▶ [Exercise objective]
Count how many lines hold the word "enjoys" and give that number as the whole answer.

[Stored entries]
------------------------------------

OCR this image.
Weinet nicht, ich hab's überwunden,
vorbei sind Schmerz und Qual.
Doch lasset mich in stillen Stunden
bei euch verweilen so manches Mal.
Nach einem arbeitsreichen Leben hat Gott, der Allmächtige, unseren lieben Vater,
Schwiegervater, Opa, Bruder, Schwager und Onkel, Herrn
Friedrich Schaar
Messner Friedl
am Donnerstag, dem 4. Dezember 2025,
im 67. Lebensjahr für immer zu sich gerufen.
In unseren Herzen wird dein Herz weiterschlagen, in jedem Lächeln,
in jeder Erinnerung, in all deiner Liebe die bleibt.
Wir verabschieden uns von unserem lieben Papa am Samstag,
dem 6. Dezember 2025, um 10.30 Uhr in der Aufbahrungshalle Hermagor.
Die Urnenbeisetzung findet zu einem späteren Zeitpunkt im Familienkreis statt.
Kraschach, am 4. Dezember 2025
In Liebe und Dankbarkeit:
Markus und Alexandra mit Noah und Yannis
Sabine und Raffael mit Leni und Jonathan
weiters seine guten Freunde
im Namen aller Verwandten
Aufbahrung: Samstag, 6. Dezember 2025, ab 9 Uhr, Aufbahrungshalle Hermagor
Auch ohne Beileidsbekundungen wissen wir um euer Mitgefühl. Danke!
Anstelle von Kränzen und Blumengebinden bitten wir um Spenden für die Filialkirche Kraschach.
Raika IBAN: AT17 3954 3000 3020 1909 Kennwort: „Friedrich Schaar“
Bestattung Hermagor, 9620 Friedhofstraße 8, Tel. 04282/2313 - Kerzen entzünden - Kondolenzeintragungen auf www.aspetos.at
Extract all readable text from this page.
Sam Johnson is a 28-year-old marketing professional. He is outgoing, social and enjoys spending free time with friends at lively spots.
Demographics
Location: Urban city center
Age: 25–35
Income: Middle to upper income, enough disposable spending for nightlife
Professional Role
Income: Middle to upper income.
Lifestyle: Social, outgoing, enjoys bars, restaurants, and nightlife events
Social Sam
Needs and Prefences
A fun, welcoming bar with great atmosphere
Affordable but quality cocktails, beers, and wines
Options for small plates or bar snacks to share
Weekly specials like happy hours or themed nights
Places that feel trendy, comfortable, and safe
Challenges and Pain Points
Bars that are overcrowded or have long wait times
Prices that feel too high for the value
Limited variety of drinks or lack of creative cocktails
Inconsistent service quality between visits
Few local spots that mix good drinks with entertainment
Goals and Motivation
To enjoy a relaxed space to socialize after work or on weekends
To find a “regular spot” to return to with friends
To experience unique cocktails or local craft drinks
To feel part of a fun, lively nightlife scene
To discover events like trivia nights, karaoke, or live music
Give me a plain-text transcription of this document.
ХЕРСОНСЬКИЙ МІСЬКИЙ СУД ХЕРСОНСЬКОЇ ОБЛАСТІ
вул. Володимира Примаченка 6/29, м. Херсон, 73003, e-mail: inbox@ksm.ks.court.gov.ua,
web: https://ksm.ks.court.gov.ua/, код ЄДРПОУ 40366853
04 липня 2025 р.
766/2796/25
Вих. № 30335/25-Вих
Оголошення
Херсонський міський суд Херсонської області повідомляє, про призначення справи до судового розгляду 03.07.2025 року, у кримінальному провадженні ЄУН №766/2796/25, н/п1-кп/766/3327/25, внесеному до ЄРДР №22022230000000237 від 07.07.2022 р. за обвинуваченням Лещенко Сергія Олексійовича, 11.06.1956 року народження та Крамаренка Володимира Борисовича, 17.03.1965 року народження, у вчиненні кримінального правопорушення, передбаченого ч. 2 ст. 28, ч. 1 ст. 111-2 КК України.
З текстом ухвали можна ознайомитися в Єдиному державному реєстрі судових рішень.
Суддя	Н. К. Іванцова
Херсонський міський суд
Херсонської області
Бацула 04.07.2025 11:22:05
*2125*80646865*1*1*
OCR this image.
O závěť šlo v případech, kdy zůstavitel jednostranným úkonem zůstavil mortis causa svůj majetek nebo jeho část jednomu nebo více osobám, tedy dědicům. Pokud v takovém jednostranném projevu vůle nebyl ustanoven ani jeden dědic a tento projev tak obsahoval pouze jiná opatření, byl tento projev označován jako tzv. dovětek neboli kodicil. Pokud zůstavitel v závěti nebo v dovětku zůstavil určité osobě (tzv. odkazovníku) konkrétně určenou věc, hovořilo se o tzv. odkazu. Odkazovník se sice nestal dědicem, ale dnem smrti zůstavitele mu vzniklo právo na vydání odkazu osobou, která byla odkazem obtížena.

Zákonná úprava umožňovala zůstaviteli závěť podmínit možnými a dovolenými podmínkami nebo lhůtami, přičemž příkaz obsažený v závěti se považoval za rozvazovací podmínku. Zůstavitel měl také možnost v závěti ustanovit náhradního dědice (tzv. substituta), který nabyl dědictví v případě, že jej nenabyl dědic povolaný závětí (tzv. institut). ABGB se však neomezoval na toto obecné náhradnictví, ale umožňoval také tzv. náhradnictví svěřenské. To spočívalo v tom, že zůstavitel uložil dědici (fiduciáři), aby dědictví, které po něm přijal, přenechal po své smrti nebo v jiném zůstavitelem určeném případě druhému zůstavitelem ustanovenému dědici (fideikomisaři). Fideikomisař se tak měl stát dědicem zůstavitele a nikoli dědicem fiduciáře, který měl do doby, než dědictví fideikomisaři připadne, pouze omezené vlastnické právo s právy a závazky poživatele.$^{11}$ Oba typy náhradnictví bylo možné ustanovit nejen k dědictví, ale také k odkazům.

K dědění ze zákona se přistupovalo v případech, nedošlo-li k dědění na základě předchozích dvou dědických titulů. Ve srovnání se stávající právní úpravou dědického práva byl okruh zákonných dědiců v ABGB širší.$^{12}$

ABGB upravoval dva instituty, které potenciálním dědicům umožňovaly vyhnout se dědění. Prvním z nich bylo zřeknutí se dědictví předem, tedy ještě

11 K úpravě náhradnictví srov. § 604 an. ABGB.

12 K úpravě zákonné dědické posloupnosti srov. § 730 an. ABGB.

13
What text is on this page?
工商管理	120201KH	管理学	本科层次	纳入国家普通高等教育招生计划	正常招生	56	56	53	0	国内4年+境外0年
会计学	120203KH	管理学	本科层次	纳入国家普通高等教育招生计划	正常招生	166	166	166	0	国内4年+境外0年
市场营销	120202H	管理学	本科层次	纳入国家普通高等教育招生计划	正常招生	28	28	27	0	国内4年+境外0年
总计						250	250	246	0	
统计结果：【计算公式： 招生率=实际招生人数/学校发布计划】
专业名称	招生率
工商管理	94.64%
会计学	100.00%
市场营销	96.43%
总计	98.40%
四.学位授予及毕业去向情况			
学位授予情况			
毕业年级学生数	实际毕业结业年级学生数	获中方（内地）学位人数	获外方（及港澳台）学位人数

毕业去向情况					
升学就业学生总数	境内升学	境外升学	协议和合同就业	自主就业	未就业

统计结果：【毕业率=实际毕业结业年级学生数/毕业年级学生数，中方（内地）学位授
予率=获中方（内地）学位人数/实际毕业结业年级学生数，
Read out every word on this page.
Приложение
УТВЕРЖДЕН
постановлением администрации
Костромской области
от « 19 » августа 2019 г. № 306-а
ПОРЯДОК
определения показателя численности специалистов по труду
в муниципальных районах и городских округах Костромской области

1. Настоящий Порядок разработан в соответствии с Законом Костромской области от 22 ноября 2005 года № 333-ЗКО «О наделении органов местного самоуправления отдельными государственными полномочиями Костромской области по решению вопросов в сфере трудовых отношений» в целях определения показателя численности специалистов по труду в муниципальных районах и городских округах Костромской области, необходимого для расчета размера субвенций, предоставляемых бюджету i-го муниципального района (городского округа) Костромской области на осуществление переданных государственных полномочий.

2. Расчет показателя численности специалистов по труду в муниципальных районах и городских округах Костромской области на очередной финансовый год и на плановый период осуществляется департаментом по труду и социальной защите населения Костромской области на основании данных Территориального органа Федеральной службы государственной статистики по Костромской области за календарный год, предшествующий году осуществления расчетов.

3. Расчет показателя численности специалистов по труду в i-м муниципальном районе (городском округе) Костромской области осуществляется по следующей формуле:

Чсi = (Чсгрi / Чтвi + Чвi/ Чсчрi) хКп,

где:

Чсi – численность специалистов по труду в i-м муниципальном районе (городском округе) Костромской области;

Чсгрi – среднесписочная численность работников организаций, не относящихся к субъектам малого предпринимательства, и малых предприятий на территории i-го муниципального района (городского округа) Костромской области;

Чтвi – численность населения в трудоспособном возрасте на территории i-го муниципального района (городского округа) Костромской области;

------------------------------------

▶ [Response below]
2